### Goal of the exercise
Please render the listing as a Markdown table with the columns "Row" and "Line", giving each line a numbered row, from the line containing "Give me the" through the line containing "author-tripcode: !xowAT4Z3VQ: [74, 96, 230, 122]". Omit blank lines and the pictures.

### Records for this task

_ _ _ _

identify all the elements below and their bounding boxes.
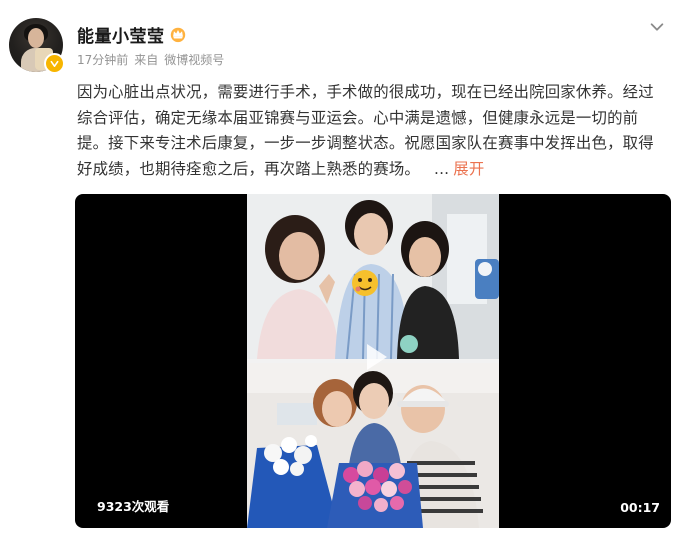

_ _ _ _

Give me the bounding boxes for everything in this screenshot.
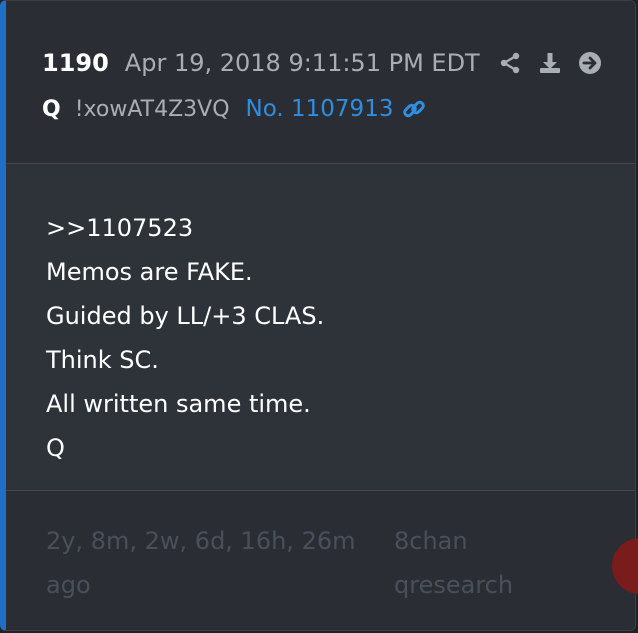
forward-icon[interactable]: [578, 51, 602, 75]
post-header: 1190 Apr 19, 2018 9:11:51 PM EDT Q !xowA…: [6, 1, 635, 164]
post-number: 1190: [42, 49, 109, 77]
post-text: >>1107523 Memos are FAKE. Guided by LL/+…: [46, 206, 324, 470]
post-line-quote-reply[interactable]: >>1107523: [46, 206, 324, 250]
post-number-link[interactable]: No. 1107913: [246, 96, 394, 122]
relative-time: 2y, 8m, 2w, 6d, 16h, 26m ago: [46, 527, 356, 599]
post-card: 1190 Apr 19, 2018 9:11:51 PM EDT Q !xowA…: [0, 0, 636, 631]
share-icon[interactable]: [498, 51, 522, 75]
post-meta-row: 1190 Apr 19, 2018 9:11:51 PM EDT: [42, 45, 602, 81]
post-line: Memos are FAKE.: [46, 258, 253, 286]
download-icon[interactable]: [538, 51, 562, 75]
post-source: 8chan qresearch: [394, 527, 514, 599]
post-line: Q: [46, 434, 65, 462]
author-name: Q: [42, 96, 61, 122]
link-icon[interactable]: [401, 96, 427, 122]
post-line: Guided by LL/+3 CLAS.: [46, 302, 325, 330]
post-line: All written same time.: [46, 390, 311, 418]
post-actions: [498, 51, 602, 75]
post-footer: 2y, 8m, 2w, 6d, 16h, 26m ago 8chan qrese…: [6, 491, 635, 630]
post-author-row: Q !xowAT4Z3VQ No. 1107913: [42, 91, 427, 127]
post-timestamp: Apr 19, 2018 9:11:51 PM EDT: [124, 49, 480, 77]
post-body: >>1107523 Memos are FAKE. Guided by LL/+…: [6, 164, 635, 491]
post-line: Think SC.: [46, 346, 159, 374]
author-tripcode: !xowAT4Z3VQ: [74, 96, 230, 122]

_ _ _ _

### The answer
| Row | Line |
|---|---|
| 1 | Give me the bounding boxes for everything in this screenshot. |
| 2 | forward-icon[interactable]: [578, 51, 602, 75] |
| 3 | post-header: 1190 Apr 19, 2018 9:11:51 PM EDT Q !xowA…: [6, 1, 635, 164] |
| 4 | post-number: 1190: [42, 49, 109, 77] |
| 5 | post-text: >>1107523 Memos are FAKE. Guided by LL/+…: [46, 206, 324, 470] |
| 6 | post-line-quote-reply[interactable]: >>1107523: [46, 206, 324, 250] |
| 7 | post-number-link[interactable]: No. 1107913: [246, 96, 394, 122] |
| 8 | relative-time: 2y, 8m, 2w, 6d, 16h, 26m ago: [46, 527, 356, 599] |
| 9 | post-card: 1190 Apr 19, 2018 9:11:51 PM EDT Q !xowA…: [0, 0, 636, 631] |
| 10 | share-icon[interactable]: [498, 51, 522, 75] |
| 11 | post-meta-row: 1190 Apr 19, 2018 9:11:51 PM EDT: [42, 45, 602, 81] |
| 12 | post-line: Memos are FAKE.: [46, 258, 253, 286] |
| 13 | download-icon[interactable]: [538, 51, 562, 75] |
| 14 | post-source: 8chan qresearch: [394, 527, 514, 599] |
| 15 | post-line: Q: [46, 434, 65, 462] |
| 16 | author-name: Q: [42, 96, 61, 122] |
| 17 | link-icon[interactable]: [401, 96, 427, 122] |
| 18 | post-line: Guided by LL/+3 CLAS.: [46, 302, 325, 330] |
| 19 | post-line: All written same time.: [46, 390, 311, 418] |
| 20 | post-actions: [498, 51, 602, 75] |
| 21 | post-footer: 2y, 8m, 2w, 6d, 16h, 26m ago 8chan qrese…: [6, 491, 635, 630] |
| 22 | post-author-row: Q !xowAT4Z3VQ No. 1107913: [42, 91, 427, 127] |
| 23 | post-timestamp: Apr 19, 2018 9:11:51 PM EDT: [124, 49, 480, 77] |
| 24 | post-body: >>1107523 Memos are FAKE. Guided by LL/+…: [6, 164, 635, 491] |
| 25 | post-line: Think SC.: [46, 346, 159, 374] |
| 26 | author-tripcode: !xowAT4Z3VQ: [74, 96, 230, 122] |